* **Your instructions**
Copy out all lines in the data below containing the string "difference".
-- begin --
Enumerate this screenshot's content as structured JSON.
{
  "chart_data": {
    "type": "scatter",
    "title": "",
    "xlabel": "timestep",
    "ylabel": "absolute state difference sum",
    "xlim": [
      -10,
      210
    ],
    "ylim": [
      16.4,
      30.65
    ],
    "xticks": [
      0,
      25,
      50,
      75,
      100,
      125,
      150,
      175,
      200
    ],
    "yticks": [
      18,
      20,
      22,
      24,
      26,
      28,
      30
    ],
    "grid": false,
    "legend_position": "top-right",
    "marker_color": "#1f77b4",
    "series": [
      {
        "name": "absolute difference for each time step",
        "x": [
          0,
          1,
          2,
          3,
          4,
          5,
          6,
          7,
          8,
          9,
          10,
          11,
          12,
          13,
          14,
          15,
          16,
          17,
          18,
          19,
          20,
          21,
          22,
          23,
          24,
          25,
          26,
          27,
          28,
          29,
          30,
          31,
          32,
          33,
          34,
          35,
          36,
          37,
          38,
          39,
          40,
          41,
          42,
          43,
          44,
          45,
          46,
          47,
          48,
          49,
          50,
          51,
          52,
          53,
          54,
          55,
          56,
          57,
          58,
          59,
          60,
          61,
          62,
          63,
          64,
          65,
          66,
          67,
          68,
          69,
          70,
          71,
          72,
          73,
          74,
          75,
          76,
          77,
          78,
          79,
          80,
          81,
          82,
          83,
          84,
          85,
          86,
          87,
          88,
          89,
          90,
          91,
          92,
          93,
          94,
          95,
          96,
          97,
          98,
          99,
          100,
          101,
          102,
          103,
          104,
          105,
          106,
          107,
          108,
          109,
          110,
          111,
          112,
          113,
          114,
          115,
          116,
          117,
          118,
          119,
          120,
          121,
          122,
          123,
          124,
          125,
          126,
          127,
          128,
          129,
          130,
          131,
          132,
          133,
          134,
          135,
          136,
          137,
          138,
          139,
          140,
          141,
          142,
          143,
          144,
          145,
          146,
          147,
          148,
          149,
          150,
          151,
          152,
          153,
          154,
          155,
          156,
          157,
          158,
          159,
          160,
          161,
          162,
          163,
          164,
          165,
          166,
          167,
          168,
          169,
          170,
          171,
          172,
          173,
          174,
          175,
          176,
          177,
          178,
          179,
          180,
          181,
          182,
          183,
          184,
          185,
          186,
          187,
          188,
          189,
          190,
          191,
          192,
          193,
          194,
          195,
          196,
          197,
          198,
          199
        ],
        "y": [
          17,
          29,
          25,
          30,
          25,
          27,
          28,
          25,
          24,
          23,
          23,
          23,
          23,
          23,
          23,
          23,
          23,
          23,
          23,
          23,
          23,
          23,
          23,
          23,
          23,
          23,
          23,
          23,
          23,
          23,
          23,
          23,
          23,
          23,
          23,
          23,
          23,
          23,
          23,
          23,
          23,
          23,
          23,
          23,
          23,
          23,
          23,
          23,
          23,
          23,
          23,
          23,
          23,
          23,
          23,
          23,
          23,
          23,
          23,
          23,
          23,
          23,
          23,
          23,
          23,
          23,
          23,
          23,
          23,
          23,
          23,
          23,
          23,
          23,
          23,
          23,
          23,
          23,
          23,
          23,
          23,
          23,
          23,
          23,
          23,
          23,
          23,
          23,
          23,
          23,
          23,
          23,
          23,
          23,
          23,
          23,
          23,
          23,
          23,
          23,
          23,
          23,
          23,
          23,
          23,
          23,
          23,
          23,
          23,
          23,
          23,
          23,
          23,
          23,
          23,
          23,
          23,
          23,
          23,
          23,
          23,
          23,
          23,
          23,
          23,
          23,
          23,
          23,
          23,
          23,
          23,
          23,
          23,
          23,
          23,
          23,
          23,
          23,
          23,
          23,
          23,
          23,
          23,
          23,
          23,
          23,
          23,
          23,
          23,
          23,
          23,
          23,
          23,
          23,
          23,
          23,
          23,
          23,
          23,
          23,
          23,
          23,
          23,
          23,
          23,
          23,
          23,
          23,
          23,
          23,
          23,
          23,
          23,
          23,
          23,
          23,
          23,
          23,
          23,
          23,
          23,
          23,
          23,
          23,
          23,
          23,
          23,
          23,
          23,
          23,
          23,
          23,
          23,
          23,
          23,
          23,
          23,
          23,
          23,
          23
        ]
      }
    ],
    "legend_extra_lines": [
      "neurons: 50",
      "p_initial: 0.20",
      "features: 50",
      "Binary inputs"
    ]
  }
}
-- end --
* **Response**
    "ylabel": "absolute state difference sum",
        "name": "absolute difference for each time step",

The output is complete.